— START OF The records —

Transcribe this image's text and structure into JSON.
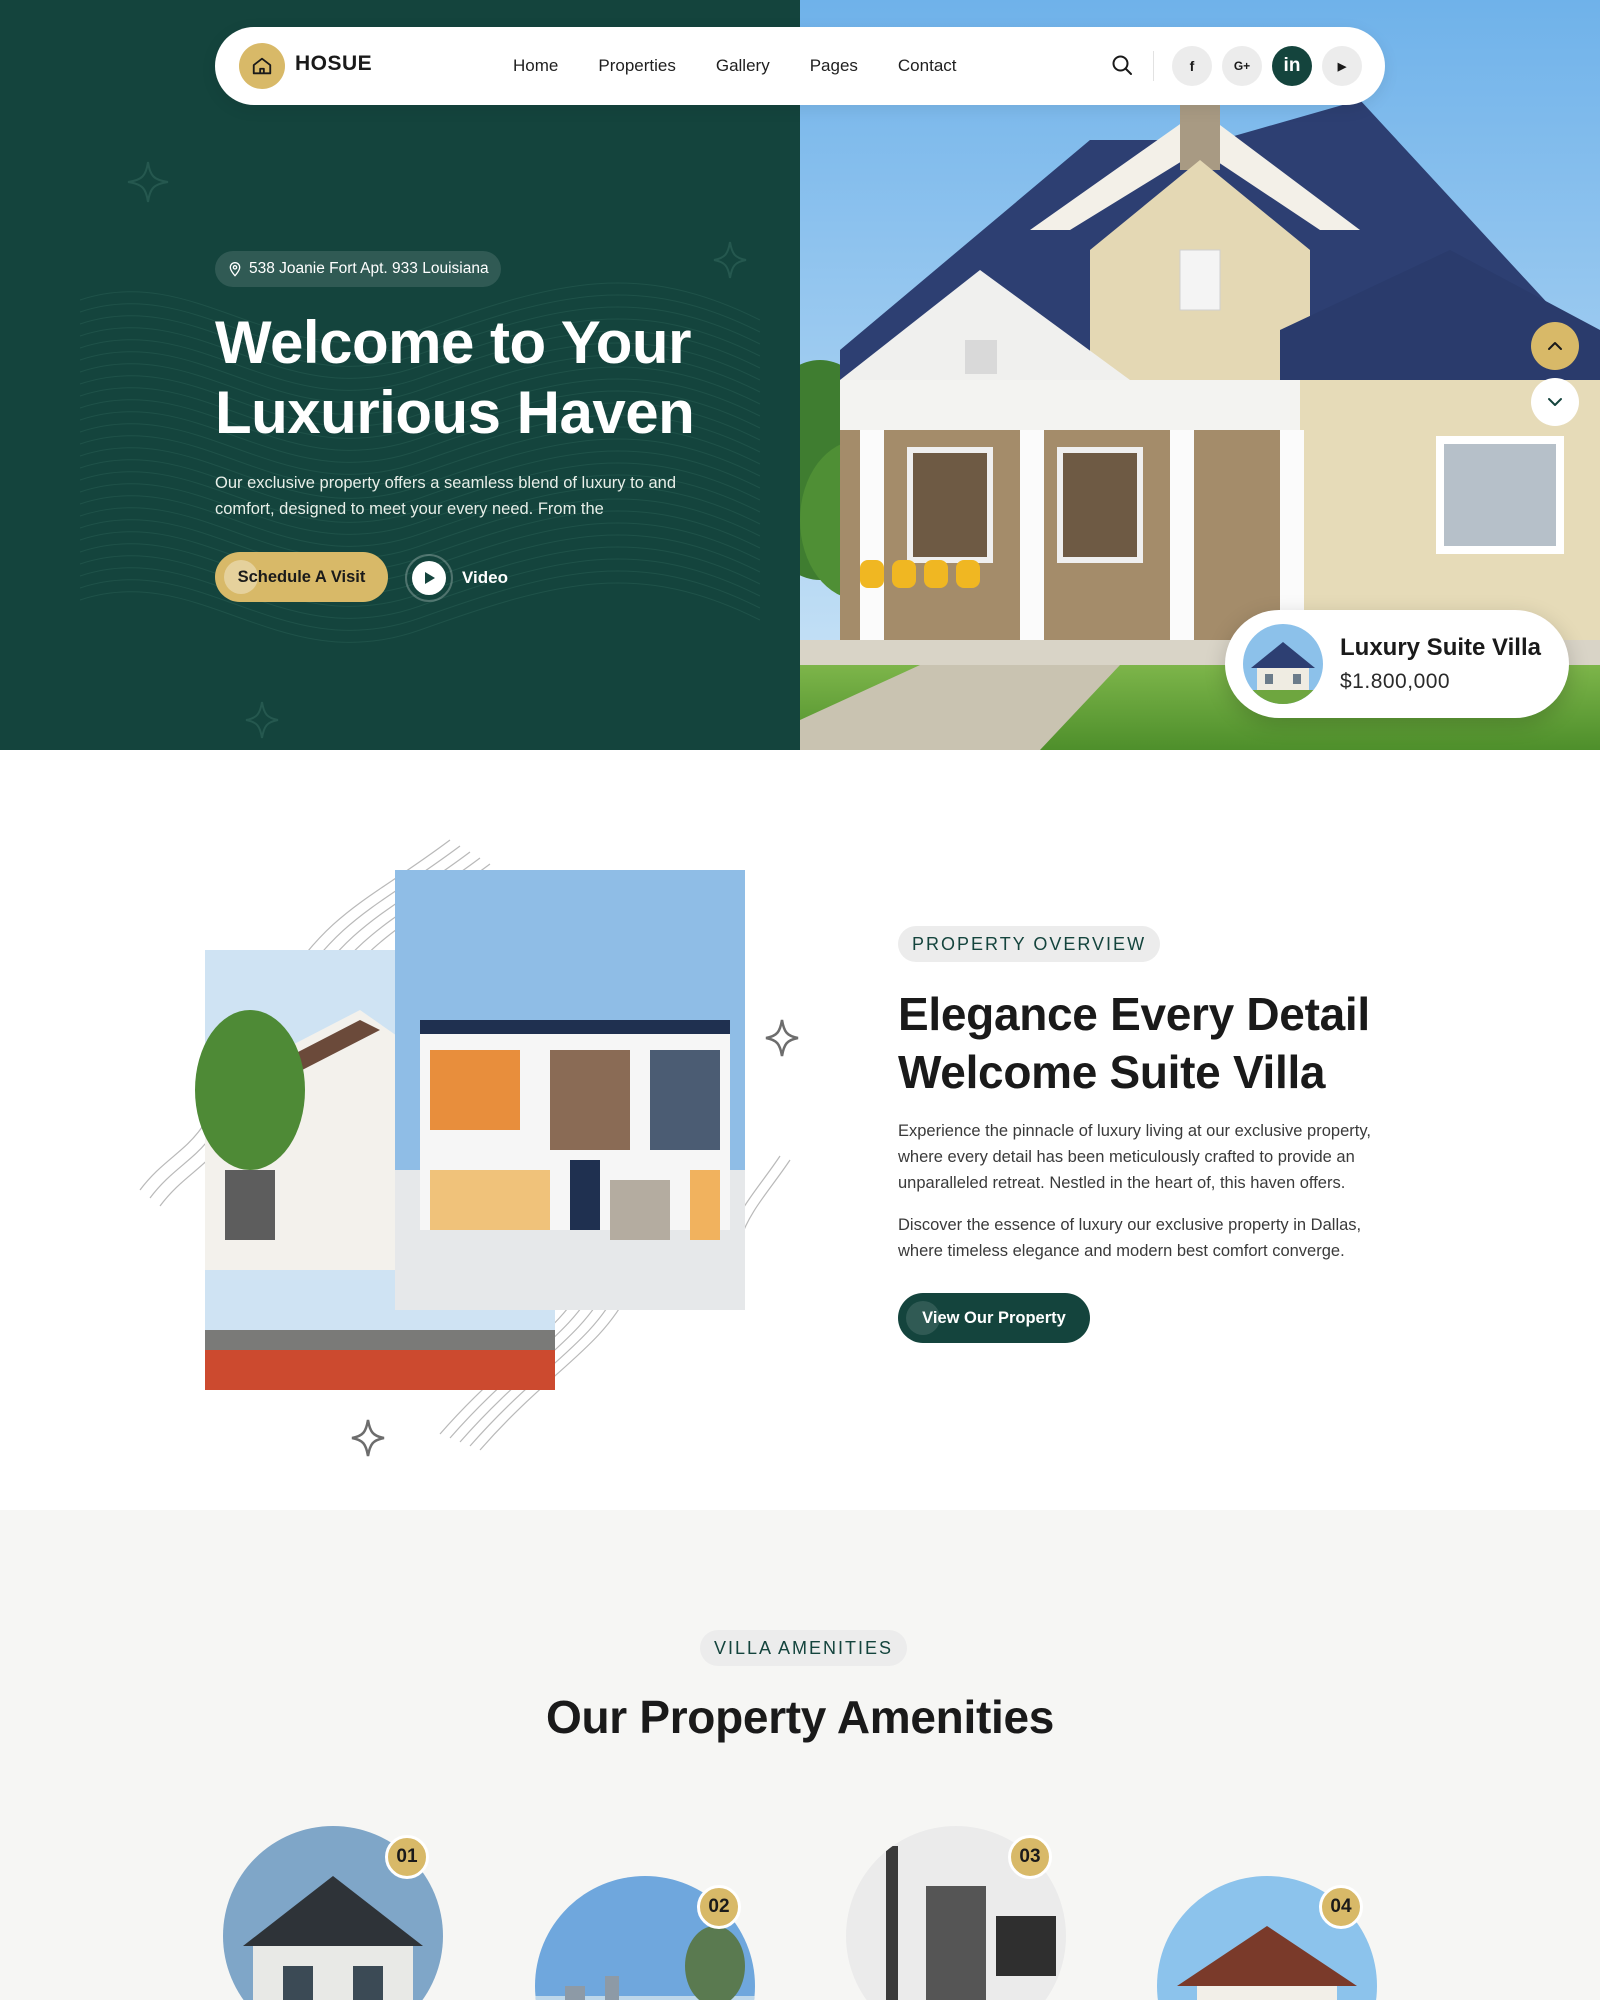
{
  "brand": {
    "name": "HOSUE",
    "accent": "#d8b968",
    "primary": "#14443d"
  },
  "nav": {
    "links": [
      "Home",
      "Properties",
      "Gallery",
      "Pages",
      "Contact"
    ],
    "social": [
      {
        "icon": "facebook-icon",
        "glyph": "f"
      },
      {
        "icon": "google-plus-icon",
        "glyph": "G+"
      },
      {
        "icon": "linkedin-icon",
        "glyph": "in"
      },
      {
        "icon": "youtube-icon",
        "glyph": "▶"
      }
    ]
  },
  "hero": {
    "address": "538 Joanie Fort Apt. 933 Louisiana",
    "title": "Welcome to Your Luxurious Haven",
    "description": "Our exclusive property offers a seamless blend of luxury to and comfort, designed to meet your every need. From the",
    "cta_label": "Schedule A Visit",
    "video_label": "Video",
    "card": {
      "name": "Luxury Suite Villa",
      "price": "$1.800,000"
    }
  },
  "overview": {
    "tag": "PROPERTY OVERVIEW",
    "title": "Elegance Every Detail Welcome Suite Villa",
    "paragraph1": "Experience the pinnacle of luxury living at our exclusive property, where every detail has been meticulously crafted to provide an unparalleled retreat. Nestled in the heart of, this haven offers.",
    "paragraph2": "Discover the essence of luxury  our exclusive property in Dallas, where timeless elegance and modern best comfort converge.",
    "cta_label": "View Our Property"
  },
  "amenities": {
    "tag": "VILLA AMENITIES",
    "title": "Our Property Amenities",
    "items": [
      {
        "number": "01"
      },
      {
        "number": "02"
      },
      {
        "number": "03"
      },
      {
        "number": "04"
      }
    ]
  }
}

— END OF The records —

Exercise goal: In your copy, repeat each record exactly and include no pictures.

The completed task:
Transcribe this image's text and structure into JSON.
{
  "brand": {
    "name": "HOSUE",
    "accent": "#d8b968",
    "primary": "#14443d"
  },
  "nav": {
    "links": [
      "Home",
      "Properties",
      "Gallery",
      "Pages",
      "Contact"
    ],
    "social": [
      {
        "icon": "facebook-icon",
        "glyph": "f"
      },
      {
        "icon": "google-plus-icon",
        "glyph": "G+"
      },
      {
        "icon": "linkedin-icon",
        "glyph": "in"
      },
      {
        "icon": "youtube-icon",
        "glyph": "▶"
      }
    ]
  },
  "hero": {
    "address": "538 Joanie Fort Apt. 933 Louisiana",
    "title": "Welcome to Your Luxurious Haven",
    "description": "Our exclusive property offers a seamless blend of luxury to and comfort, designed to meet your every need. From the",
    "cta_label": "Schedule A Visit",
    "video_label": "Video",
    "card": {
      "name": "Luxury Suite Villa",
      "price": "$1.800,000"
    }
  },
  "overview": {
    "tag": "PROPERTY OVERVIEW",
    "title": "Elegance Every Detail Welcome Suite Villa",
    "paragraph1": "Experience the pinnacle of luxury living at our exclusive property, where every detail has been meticulously crafted to provide an unparalleled retreat. Nestled in the heart of, this haven offers.",
    "paragraph2": "Discover the essence of luxury  our exclusive property in Dallas, where timeless elegance and modern best comfort converge.",
    "cta_label": "View Our Property"
  },
  "amenities": {
    "tag": "VILLA AMENITIES",
    "title": "Our Property Amenities",
    "items": [
      {
        "number": "01"
      },
      {
        "number": "02"
      },
      {
        "number": "03"
      },
      {
        "number": "04"
      }
    ]
  }
}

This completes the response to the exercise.